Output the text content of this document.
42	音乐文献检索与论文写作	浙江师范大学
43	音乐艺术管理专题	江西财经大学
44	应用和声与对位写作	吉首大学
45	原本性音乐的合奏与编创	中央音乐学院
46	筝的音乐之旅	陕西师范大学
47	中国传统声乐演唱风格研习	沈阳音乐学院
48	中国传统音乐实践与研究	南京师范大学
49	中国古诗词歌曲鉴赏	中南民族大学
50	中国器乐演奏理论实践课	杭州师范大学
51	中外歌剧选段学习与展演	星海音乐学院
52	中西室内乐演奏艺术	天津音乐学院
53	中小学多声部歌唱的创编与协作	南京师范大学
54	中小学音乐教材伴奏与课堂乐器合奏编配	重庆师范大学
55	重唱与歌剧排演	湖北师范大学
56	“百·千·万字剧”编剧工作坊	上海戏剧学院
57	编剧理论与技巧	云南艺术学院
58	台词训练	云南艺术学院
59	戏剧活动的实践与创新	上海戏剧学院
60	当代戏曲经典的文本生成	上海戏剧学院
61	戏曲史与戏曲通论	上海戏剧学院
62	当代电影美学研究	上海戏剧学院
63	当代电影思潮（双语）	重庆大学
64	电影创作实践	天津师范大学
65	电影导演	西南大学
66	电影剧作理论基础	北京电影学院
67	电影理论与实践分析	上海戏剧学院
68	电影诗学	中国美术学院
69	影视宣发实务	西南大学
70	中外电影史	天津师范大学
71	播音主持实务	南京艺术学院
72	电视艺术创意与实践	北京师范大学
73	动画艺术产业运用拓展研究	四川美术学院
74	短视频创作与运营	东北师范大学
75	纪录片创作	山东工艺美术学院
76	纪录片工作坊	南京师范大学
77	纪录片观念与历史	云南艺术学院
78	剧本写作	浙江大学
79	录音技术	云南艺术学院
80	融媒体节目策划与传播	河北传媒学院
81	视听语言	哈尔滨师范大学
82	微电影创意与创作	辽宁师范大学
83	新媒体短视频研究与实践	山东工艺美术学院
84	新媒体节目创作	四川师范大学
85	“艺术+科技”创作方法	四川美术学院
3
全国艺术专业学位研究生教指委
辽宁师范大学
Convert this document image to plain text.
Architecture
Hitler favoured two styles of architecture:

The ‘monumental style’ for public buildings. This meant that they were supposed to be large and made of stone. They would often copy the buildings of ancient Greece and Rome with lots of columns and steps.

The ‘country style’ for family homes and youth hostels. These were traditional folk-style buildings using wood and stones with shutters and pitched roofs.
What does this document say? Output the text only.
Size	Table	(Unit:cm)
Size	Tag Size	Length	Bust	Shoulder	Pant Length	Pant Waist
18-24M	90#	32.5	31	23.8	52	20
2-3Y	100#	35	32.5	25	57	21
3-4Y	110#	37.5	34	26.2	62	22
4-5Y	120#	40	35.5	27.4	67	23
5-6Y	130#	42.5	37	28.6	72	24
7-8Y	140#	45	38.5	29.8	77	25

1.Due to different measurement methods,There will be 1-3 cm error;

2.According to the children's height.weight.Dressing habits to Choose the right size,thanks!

=== Do this ===
Reproduce all of the material above word for word.

=== The response ===
Output the text content of this document.
42	音乐文献检索与论文写作	浙江师范大学
43	音乐艺术管理专题	江西财经大学
44	应用和声与对位写作	吉首大学
45	原本性音乐的合奏与编创	中央音乐学院
46	筝的音乐之旅	陕西师范大学
47	中国传统声乐演唱风格研习	沈阳音乐学院
48	中国传统音乐实践与研究	南京师范大学
49	中国古诗词歌曲鉴赏	中南民族大学
50	中国器乐演奏理论实践课	杭州师范大学
51	中外歌剧选段学习与展演	星海音乐学院
52	中西室内乐演奏艺术	天津音乐学院
53	中小学多声部歌唱的创编与协作	南京师范大学
54	中小学音乐教材伴奏与课堂乐器合奏编配	重庆师范大学
55	重唱与歌剧排演	湖北师范大学
56	“百·千·万字剧”编剧工作坊	上海戏剧学院
57	编剧理论与技巧	云南艺术学院
58	台词训练	云南艺术学院
59	戏剧活动的实践与创新	上海戏剧学院
60	当代戏曲经典的文本生成	上海戏剧学院
61	戏曲史与戏曲通论	上海戏剧学院
62	当代电影美学研究	上海戏剧学院
63	当代电影思潮（双语）	重庆大学
64	电影创作实践	天津师范大学
65	电影导演	西南大学
66	电影剧作理论基础	北京电影学院
67	电影理论与实践分析	上海戏剧学院
68	电影诗学	中国美术学院
69	影视宣发实务	西南大学
70	中外电影史	天津师范大学
71	播音主持实务	南京艺术学院
72	电视艺术创意与实践	北京师范大学
73	动画艺术产业运用拓展研究	四川美术学院
74	短视频创作与运营	东北师范大学
75	纪录片创作	山东工艺美术学院
76	纪录片工作坊	南京师范大学
77	纪录片观念与历史	云南艺术学院
78	剧本写作	浙江大学
79	录音技术	云南艺术学院
80	融媒体节目策划与传播	河北传媒学院
81	视听语言	哈尔滨师范大学
82	微电影创意与创作	辽宁师范大学
83	新媒体短视频研究与实践	山东工艺美术学院
84	新媒体节目创作	四川师范大学
85	“艺术+科技”创作方法	四川美术学院
3
全国艺术专业学位研究生教指委
辽宁师范大学
Convert this document image to plain text.
Architecture
Hitler favoured two styles of architecture:

The ‘monumental style’ for public buildings. This meant that they were supposed to be large and made of stone. They would often copy the buildings of ancient Greece and Rome with lots of columns and steps.

The ‘country style’ for family homes and youth hostels. These were traditional folk-style buildings using wood and stones with shutters and pitched roofs.
What does this document say? Output the text only.
Size	Table	(Unit:cm)
Size	Tag Size	Length	Bust	Shoulder	Pant Length	Pant Waist
18-24M	90#	32.5	31	23.8	52	20
2-3Y	100#	35	32.5	25	57	21
3-4Y	110#	37.5	34	26.2	62	22
4-5Y	120#	40	35.5	27.4	67	23
5-6Y	130#	42.5	37	28.6	72	24
7-8Y	140#	45	38.5	29.8	77	25

1.Due to different measurement methods,There will be 1-3 cm error;

2.According to the children's height.weight.Dressing habits to Choose the right size,thanks!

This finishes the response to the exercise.